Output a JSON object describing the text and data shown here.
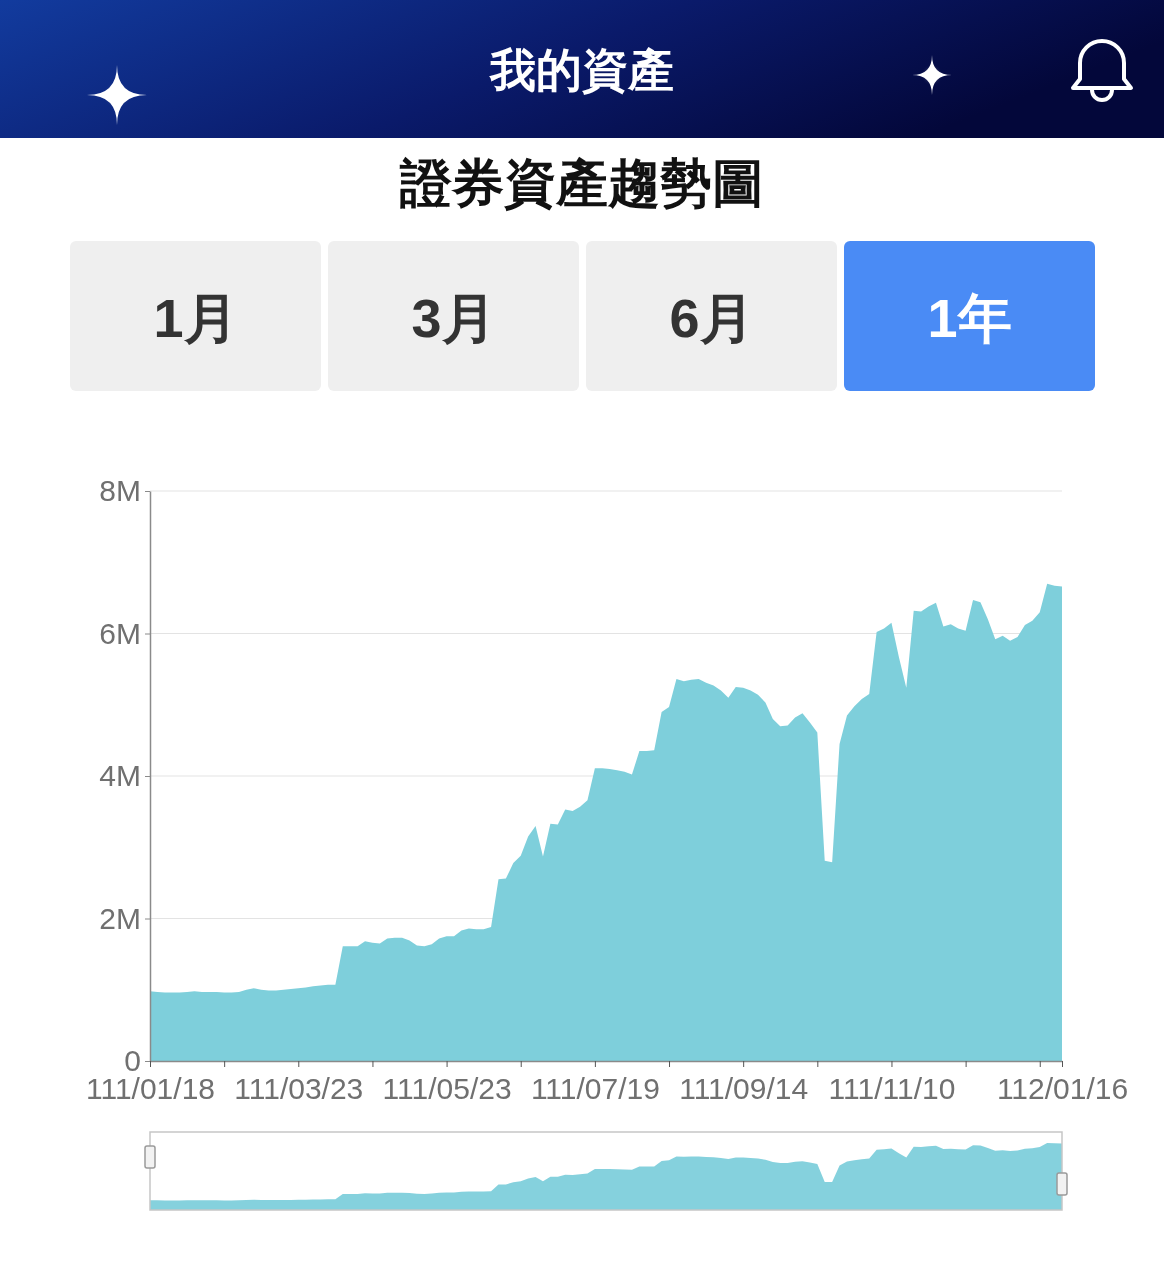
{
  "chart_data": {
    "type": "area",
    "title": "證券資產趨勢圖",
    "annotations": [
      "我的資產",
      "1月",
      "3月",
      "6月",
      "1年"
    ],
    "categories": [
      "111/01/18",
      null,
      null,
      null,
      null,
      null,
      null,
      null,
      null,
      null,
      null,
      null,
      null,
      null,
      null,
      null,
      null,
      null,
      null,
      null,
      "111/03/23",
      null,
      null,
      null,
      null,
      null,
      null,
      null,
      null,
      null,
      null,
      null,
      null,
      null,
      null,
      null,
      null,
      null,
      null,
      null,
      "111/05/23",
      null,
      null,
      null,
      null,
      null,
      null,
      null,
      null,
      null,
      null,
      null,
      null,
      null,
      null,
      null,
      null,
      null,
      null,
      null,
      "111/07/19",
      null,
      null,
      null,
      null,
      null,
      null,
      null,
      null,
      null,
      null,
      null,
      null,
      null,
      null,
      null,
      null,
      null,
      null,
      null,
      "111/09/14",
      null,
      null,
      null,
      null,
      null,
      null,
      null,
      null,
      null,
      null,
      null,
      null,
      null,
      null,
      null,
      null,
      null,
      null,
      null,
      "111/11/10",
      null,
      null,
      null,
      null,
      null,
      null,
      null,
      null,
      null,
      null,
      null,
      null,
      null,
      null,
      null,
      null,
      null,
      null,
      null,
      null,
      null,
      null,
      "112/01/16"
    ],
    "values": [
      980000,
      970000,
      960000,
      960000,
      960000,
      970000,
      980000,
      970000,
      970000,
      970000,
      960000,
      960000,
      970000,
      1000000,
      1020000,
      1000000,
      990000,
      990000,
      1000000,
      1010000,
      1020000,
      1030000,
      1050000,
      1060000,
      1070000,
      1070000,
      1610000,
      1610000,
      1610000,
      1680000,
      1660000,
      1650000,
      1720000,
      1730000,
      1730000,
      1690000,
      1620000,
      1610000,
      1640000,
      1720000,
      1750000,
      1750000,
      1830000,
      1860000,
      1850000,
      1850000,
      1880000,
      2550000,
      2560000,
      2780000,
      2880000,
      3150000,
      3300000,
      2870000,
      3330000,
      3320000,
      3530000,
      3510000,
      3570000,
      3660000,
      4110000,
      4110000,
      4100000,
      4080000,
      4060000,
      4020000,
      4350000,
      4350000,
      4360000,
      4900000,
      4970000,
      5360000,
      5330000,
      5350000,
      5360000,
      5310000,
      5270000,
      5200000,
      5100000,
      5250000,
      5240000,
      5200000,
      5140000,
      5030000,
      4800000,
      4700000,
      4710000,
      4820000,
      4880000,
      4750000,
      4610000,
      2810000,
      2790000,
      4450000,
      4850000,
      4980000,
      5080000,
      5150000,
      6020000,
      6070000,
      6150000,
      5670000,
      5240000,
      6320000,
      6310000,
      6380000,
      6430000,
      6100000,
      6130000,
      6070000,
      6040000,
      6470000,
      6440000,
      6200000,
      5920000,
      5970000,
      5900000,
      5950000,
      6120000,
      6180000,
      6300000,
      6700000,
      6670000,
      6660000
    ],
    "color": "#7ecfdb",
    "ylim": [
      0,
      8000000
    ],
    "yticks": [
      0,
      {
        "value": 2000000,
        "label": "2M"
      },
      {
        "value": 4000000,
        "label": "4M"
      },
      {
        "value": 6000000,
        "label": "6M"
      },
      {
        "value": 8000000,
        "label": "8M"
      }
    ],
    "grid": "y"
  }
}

· · · · · · ·

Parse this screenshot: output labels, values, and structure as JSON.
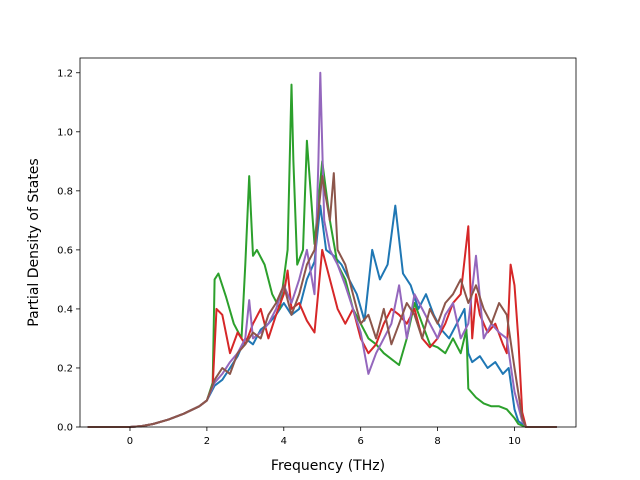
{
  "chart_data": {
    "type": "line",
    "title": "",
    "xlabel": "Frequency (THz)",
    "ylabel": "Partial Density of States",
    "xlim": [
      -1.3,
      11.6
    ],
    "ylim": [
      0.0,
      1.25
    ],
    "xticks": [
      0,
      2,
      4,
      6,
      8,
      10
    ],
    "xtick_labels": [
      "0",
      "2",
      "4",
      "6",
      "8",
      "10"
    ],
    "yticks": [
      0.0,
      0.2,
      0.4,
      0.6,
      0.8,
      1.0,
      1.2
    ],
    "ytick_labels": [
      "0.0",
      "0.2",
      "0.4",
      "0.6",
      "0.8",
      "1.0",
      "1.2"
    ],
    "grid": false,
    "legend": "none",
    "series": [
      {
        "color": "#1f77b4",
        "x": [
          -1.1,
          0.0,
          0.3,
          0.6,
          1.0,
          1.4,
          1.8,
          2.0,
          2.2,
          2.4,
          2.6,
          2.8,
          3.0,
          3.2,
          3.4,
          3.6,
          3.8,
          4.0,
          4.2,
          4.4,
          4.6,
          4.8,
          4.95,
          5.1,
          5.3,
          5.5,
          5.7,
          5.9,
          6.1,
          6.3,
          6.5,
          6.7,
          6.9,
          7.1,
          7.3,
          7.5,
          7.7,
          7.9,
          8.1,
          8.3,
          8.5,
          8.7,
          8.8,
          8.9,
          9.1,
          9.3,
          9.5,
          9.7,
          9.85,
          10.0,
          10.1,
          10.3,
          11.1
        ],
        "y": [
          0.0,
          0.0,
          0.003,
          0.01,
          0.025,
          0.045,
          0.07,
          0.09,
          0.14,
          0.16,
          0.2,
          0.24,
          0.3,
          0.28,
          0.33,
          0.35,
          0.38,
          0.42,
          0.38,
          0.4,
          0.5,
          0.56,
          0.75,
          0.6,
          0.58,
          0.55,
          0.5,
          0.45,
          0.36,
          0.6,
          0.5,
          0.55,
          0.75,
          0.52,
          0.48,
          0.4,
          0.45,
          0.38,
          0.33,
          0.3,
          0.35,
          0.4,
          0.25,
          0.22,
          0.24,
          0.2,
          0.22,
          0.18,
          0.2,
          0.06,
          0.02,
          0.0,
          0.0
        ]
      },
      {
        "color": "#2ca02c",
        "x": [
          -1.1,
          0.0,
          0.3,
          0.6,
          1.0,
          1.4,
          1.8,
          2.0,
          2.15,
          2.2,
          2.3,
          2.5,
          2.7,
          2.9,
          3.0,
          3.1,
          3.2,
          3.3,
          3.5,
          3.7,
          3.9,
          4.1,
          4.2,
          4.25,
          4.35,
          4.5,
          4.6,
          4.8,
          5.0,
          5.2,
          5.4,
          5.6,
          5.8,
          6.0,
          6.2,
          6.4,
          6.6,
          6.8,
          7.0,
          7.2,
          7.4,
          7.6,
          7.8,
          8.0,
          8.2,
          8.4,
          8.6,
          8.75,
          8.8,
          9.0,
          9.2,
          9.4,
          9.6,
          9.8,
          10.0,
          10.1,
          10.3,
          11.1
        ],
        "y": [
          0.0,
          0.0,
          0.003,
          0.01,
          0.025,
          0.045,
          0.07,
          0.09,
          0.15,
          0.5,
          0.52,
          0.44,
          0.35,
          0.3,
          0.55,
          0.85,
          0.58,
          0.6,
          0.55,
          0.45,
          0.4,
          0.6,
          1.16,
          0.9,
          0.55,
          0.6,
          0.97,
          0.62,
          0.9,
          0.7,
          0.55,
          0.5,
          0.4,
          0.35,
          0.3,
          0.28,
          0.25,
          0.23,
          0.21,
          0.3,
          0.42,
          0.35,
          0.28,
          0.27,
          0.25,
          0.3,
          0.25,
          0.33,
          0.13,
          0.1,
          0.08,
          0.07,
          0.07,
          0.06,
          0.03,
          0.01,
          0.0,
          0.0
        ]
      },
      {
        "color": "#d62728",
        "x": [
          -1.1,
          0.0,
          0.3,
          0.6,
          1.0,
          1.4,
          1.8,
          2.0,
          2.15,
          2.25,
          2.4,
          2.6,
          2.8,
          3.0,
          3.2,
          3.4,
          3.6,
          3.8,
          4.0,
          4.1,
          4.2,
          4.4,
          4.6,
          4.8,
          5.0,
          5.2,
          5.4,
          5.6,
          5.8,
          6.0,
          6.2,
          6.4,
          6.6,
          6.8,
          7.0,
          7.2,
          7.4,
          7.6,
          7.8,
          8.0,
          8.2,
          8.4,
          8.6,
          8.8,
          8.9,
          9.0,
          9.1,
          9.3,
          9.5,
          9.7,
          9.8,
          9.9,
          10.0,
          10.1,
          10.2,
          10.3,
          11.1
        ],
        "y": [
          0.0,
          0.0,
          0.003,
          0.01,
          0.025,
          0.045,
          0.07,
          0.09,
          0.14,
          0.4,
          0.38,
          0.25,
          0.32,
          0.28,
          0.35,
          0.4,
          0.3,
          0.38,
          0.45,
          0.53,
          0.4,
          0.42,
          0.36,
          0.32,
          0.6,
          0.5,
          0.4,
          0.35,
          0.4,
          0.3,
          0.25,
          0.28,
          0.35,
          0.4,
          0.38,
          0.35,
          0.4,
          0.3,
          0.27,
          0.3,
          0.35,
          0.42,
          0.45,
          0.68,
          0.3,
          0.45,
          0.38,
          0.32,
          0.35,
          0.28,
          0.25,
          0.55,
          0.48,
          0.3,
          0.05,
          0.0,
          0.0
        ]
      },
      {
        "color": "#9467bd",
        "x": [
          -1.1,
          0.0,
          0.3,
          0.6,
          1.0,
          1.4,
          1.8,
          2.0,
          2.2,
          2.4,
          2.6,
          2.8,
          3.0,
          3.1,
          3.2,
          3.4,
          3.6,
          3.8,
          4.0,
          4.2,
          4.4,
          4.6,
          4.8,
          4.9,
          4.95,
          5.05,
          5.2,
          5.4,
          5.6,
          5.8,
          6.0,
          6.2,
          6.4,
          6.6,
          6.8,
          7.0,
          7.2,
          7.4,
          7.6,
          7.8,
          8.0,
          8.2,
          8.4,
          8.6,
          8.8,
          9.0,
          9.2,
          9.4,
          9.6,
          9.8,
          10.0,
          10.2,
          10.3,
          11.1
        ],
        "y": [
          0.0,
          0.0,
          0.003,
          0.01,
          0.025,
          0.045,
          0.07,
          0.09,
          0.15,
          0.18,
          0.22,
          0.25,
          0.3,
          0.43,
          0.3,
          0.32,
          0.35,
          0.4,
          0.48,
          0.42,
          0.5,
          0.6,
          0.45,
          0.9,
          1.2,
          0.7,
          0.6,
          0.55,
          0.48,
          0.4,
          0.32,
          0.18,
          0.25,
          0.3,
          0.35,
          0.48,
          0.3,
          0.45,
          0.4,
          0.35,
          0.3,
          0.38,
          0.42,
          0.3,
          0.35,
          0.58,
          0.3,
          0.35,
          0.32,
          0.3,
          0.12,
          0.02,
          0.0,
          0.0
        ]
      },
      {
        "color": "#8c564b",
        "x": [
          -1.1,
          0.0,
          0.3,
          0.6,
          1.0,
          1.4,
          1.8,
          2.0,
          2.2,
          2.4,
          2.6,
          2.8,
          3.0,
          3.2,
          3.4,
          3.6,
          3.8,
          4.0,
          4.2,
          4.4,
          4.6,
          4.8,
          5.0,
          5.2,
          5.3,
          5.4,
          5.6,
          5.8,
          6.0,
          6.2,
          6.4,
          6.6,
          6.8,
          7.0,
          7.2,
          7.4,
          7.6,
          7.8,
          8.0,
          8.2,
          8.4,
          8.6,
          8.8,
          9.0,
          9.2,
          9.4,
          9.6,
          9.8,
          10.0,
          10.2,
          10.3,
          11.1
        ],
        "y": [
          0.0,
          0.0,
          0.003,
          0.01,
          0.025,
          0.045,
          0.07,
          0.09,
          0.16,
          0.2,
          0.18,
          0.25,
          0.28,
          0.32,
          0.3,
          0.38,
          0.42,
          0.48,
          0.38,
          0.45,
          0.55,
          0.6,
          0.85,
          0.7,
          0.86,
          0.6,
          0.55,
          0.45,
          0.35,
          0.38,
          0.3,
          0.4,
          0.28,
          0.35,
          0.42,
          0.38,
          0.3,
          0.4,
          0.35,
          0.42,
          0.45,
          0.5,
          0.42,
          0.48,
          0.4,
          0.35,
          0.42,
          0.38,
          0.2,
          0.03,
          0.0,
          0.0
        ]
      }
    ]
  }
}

· · · · · · ·

* EXERCISE GOAL:
Go through the records above and copy every line with the word "JSON".

* RESULT FOR THIS EXERCISE:
Output a JSON object describing the text and data shown here.
Parse this screenshot: output labels, values, and structure as JSON.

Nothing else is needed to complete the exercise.